-- EXERCISE REQUIREMENTS --
The only thing to send back is the number of lines below that hold the string "text".

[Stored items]
★ ★ ★

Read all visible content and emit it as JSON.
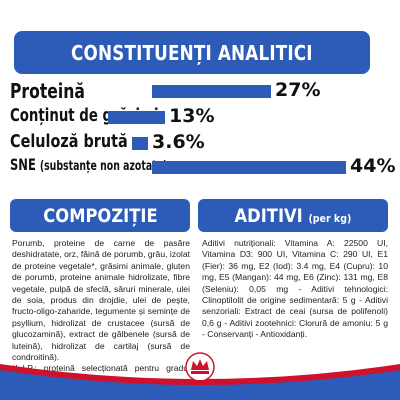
{
  "banner": {
    "title": "CONSTITUENȚI ANALITICI"
  },
  "analytics": [
    {
      "label": "Proteină",
      "value": "27%",
      "fraction": 0.27
    },
    {
      "label": "Conținut de grăsimi",
      "value": "13%",
      "fraction": 0.13
    },
    {
      "label": "Celuloză brută",
      "value": "3.6%",
      "fraction": 0.036
    },
    {
      "label_main": "SNE",
      "label_sub": "(substanțe non azotate)",
      "value": "44%",
      "fraction": 0.44
    }
  ],
  "composition": {
    "title": "COMPOZIȚIE",
    "text": "Porumb, proteine de carne de pasăre deshidratate, orz, făină de porumb, grâu, izolat de proteine vegetale*, grăsimi animale, gluten de porumb, proteine animale hidrolizate, fibre vegetale, pulpă de sfeclă, săruri minerale, ulei de soia, produs din drojdie, ulei de pește, fructo-oligo-zaharide, tegumente și semințe de psyllium, hidrolizat de crustacee (sursă de glucozamină), extract de gălbenele (sursă de luteină), hidrolizat de cartilaj (sursă de condroitină).",
    "footnote": "*L.I.P.: proteină selecționată pentru gradul înalt de digestibilitate."
  },
  "additives": {
    "title": "ADITIVI",
    "subtitle": "(per kg)",
    "text": "Aditivi nutriționali: Vitamina A: 22500 UI, Vitamina D3: 900 UI, Vitamina C: 290 UI, E1 (Fier): 36 mg, E2 (Iod): 3.4 mg, E4 (Cupru): 10 mg, E5 (Mangan): 44 mg, E6 (Zinc): 131 mg, E8 (Seleniu): 0,05 mg - Aditivi tehnologici: Clinoptilolit de origine sedimentară: 5 g - Aditivi senzoriali: Extract de ceai (sursa de polifenoli) 0,6 g - Aditivi zootehnici: Clorură de amoniu: 5 g - Conservanți - Antioxidanți."
  },
  "colors": {
    "brand_blue": "#2d5bb8",
    "brand_red": "#d0112b",
    "text": "#111111"
  },
  "icons": {
    "logo": "royal-canin-crown-logo"
  }
}
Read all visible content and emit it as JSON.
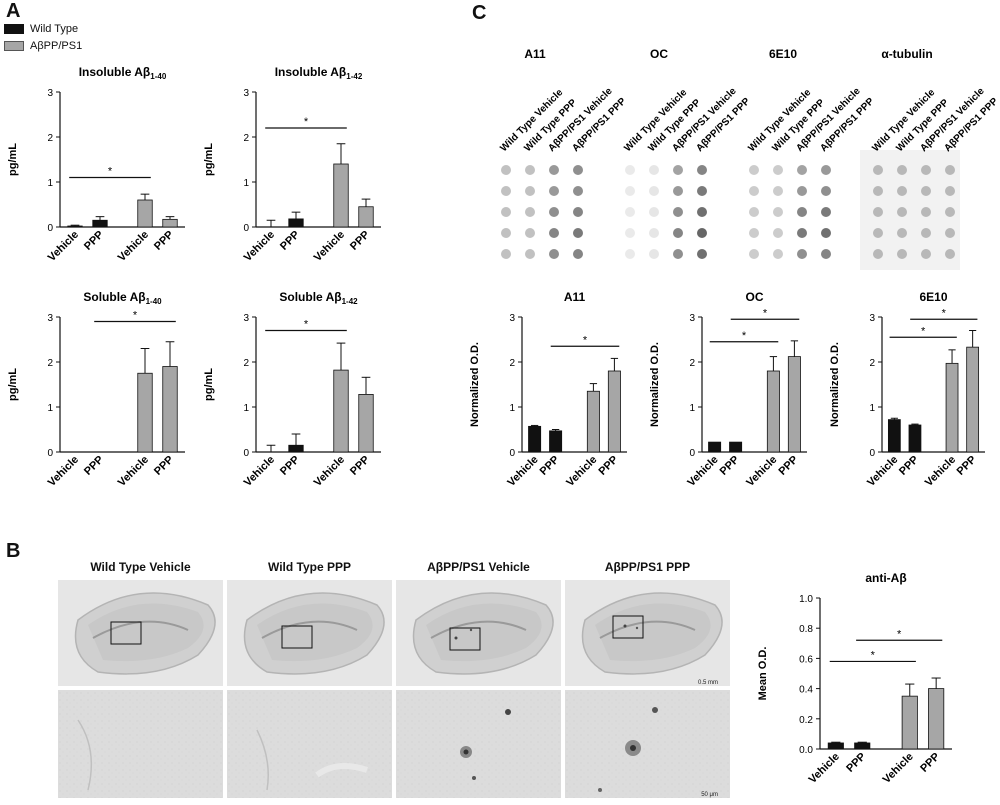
{
  "panels": {
    "a": "A",
    "b": "B",
    "c": "C"
  },
  "legend": [
    {
      "label": "Wild Type",
      "color": "#111111"
    },
    {
      "label": "AβPP/PS1",
      "color": "#a6a6a6"
    }
  ],
  "colors": {
    "wt": "#111111",
    "tg": "#a6a6a6"
  },
  "group_labels": [
    "Vehicle",
    "PPP",
    "Vehicle",
    "PPP"
  ],
  "dot_blot": {
    "antibodies": [
      "A11",
      "OC",
      "6E10",
      "α-tubulin"
    ],
    "lanes": [
      "Wild Type Vehicle",
      "Wild Type PPP",
      "AβPP/PS1 Vehicle",
      "AβPP/PS1 PPP"
    ],
    "rows": 5
  },
  "histology": {
    "titles": [
      "Wild Type Vehicle",
      "Wild Type PPP",
      "AβPP/PS1 Vehicle",
      "AβPP/PS1 PPP"
    ],
    "scale_top": "0.5 mm",
    "scale_bottom": "50 μm"
  },
  "chart_data": [
    {
      "id": "insoluble40",
      "type": "bar",
      "title_main": "Insoluble Aβ",
      "title_sub": "1-40",
      "ylabel": "pg/mL",
      "ylim": [
        0,
        3
      ],
      "yticks": [
        0,
        1,
        2,
        3
      ],
      "categories": [
        "Vehicle",
        "PPP",
        "Vehicle",
        "PPP"
      ],
      "values": [
        0.02,
        0.15,
        0.6,
        0.17
      ],
      "errors": [
        0.02,
        0.08,
        0.13,
        0.06
      ],
      "sig": [
        {
          "from": 0,
          "to": 2,
          "level": 1.1,
          "label": "*"
        }
      ]
    },
    {
      "id": "insoluble42",
      "type": "bar",
      "title_main": "Insoluble Aβ",
      "title_sub": "1-42",
      "ylabel": "pg/mL",
      "ylim": [
        0,
        3
      ],
      "yticks": [
        0,
        1,
        2,
        3
      ],
      "categories": [
        "Vehicle",
        "PPP",
        "Vehicle",
        "PPP"
      ],
      "values": [
        0.0,
        0.18,
        1.4,
        0.45
      ],
      "errors": [
        0.15,
        0.15,
        0.45,
        0.17
      ],
      "sig": [
        {
          "from": 0,
          "to": 2,
          "level": 2.2,
          "label": "*"
        }
      ]
    },
    {
      "id": "soluble40",
      "type": "bar",
      "title_main": "Soluble Aβ",
      "title_sub": "1-40",
      "ylabel": "pg/mL",
      "ylim": [
        0,
        3
      ],
      "yticks": [
        0,
        1,
        2,
        3
      ],
      "categories": [
        "Vehicle",
        "PPP",
        "Vehicle",
        "PPP"
      ],
      "values": [
        0.0,
        0.0,
        1.75,
        1.9
      ],
      "errors": [
        0.0,
        0.0,
        0.55,
        0.55
      ],
      "sig": [
        {
          "from": 1,
          "to": 3,
          "level": 2.9,
          "label": "*"
        }
      ]
    },
    {
      "id": "soluble42",
      "type": "bar",
      "title_main": "Soluble Aβ",
      "title_sub": "1-42",
      "ylabel": "pg/mL",
      "ylim": [
        0,
        3
      ],
      "yticks": [
        0,
        1,
        2,
        3
      ],
      "categories": [
        "Vehicle",
        "PPP",
        "Vehicle",
        "PPP"
      ],
      "values": [
        0.0,
        0.15,
        1.82,
        1.28
      ],
      "errors": [
        0.15,
        0.25,
        0.6,
        0.38
      ],
      "sig": [
        {
          "from": 0,
          "to": 2,
          "level": 2.7,
          "label": "*"
        }
      ]
    },
    {
      "id": "a11",
      "type": "bar",
      "title_main": "A11",
      "title_sub": "",
      "ylabel": "Normalized O.D.",
      "ylim": [
        0,
        3
      ],
      "yticks": [
        0,
        1,
        2,
        3
      ],
      "categories": [
        "Vehicle",
        "PPP",
        "Vehicle",
        "PPP"
      ],
      "values": [
        0.57,
        0.47,
        1.35,
        1.8
      ],
      "errors": [
        0.02,
        0.03,
        0.17,
        0.28
      ],
      "sig": [
        {
          "from": 1,
          "to": 3,
          "level": 2.35,
          "label": "*"
        }
      ]
    },
    {
      "id": "oc",
      "type": "bar",
      "title_main": "OC",
      "title_sub": "",
      "ylabel": "Normalized O.D.",
      "ylim": [
        0,
        3
      ],
      "yticks": [
        0,
        1,
        2,
        3
      ],
      "categories": [
        "Vehicle",
        "PPP",
        "Vehicle",
        "PPP"
      ],
      "values": [
        0.22,
        0.22,
        1.8,
        2.12
      ],
      "errors": [
        0.0,
        0.0,
        0.32,
        0.35
      ],
      "sig": [
        {
          "from": 0,
          "to": 2,
          "level": 2.45,
          "label": "*"
        },
        {
          "from": 1,
          "to": 3,
          "level": 2.95,
          "label": "*"
        }
      ]
    },
    {
      "id": "6e10",
      "type": "bar",
      "title_main": "6E10",
      "title_sub": "",
      "ylabel": "Normalized O.D.",
      "ylim": [
        0,
        3
      ],
      "yticks": [
        0,
        1,
        2,
        3
      ],
      "categories": [
        "Vehicle",
        "PPP",
        "Vehicle",
        "PPP"
      ],
      "values": [
        0.72,
        0.6,
        1.97,
        2.33
      ],
      "errors": [
        0.03,
        0.02,
        0.3,
        0.37
      ],
      "sig": [
        {
          "from": 0,
          "to": 2,
          "level": 2.55,
          "label": "*"
        },
        {
          "from": 1,
          "to": 3,
          "level": 2.95,
          "label": "*"
        }
      ]
    },
    {
      "id": "antiab",
      "type": "bar",
      "title_main": "anti-Aβ",
      "title_sub": "",
      "ylabel": "Mean O.D.",
      "ylim": [
        0,
        1.0
      ],
      "yticks": [
        0.0,
        0.2,
        0.4,
        0.6,
        0.8,
        1.0
      ],
      "categories": [
        "Vehicle",
        "PPP",
        "Vehicle",
        "PPP"
      ],
      "values": [
        0.04,
        0.04,
        0.35,
        0.4
      ],
      "errors": [
        0.005,
        0.005,
        0.08,
        0.07
      ],
      "sig": [
        {
          "from": 0,
          "to": 2,
          "level": 0.58,
          "label": "*"
        },
        {
          "from": 1,
          "to": 3,
          "level": 0.72,
          "label": "*"
        }
      ]
    }
  ]
}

★ ★ ★

-- COMPLETED TASK --
3